Problem to work on: Every line containing the word "Practical" needs to be found and copied.

———

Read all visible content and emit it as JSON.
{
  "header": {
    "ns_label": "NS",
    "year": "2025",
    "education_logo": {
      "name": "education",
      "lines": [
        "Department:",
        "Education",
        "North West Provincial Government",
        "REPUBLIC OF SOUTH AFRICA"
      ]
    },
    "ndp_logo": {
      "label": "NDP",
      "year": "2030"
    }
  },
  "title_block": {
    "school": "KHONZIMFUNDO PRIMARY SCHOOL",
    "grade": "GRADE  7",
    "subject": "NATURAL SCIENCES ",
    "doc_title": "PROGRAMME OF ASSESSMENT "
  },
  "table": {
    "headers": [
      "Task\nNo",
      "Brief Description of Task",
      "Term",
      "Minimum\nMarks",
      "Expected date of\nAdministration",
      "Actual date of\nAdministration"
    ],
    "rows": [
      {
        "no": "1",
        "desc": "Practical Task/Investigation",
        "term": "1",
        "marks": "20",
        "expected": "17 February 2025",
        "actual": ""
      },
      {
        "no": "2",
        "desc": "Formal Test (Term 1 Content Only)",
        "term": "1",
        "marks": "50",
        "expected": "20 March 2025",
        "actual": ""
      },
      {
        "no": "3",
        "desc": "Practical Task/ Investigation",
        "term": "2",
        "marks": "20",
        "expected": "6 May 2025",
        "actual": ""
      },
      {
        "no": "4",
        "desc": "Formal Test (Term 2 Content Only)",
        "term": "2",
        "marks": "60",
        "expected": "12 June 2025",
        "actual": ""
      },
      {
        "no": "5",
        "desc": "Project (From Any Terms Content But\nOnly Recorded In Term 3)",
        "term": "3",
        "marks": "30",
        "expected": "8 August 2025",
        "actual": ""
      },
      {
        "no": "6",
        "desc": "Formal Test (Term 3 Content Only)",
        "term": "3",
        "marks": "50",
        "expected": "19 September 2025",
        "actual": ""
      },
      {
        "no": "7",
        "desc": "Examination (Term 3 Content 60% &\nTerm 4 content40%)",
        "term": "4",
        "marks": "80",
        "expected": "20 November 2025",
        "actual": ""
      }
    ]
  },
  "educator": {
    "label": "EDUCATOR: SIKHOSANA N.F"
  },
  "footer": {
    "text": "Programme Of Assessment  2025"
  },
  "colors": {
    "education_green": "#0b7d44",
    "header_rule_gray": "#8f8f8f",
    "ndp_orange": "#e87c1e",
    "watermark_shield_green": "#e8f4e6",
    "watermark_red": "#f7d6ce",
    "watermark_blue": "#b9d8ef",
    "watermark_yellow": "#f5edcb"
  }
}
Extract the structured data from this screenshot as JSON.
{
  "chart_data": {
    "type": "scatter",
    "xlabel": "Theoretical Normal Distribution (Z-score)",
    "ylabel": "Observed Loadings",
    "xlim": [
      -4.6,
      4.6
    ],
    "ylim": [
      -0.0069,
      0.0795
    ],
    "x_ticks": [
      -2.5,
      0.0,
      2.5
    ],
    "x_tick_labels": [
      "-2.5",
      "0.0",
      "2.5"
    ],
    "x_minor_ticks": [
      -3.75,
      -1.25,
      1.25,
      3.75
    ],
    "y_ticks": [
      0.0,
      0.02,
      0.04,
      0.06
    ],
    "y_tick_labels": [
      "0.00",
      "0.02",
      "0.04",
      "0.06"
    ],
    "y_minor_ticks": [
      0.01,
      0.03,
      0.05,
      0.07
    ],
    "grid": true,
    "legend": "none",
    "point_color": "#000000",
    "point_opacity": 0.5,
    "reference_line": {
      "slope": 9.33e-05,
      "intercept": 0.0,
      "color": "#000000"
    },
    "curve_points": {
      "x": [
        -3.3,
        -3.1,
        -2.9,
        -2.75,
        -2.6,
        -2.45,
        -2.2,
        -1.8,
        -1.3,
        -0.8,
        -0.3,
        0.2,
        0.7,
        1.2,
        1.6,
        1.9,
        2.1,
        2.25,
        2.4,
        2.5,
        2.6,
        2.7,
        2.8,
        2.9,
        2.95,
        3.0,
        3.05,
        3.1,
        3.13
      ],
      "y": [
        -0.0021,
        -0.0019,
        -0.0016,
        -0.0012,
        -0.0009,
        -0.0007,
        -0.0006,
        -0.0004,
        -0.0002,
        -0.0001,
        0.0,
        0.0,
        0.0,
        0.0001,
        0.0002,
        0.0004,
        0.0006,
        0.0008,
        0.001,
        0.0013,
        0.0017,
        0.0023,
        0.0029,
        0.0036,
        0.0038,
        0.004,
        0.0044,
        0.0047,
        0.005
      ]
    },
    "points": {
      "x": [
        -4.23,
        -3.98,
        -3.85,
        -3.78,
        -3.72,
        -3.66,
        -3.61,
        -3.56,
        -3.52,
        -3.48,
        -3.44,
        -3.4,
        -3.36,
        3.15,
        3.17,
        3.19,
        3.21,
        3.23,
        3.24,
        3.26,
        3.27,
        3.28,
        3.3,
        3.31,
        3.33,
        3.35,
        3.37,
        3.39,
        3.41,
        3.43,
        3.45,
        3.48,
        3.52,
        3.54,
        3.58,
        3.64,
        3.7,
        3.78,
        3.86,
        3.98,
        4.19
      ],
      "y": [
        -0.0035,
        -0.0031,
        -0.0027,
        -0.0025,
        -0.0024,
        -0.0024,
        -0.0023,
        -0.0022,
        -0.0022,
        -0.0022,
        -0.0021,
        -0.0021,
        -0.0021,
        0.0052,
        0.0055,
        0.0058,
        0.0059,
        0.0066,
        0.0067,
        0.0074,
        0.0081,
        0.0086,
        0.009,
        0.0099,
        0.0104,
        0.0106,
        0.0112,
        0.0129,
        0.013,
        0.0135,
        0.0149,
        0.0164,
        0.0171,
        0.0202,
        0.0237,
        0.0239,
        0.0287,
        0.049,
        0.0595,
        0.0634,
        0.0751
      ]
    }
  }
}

———

Full output:
        "desc": "Practical Task/Investigation",
        "desc": "Practical Task/ Investigation",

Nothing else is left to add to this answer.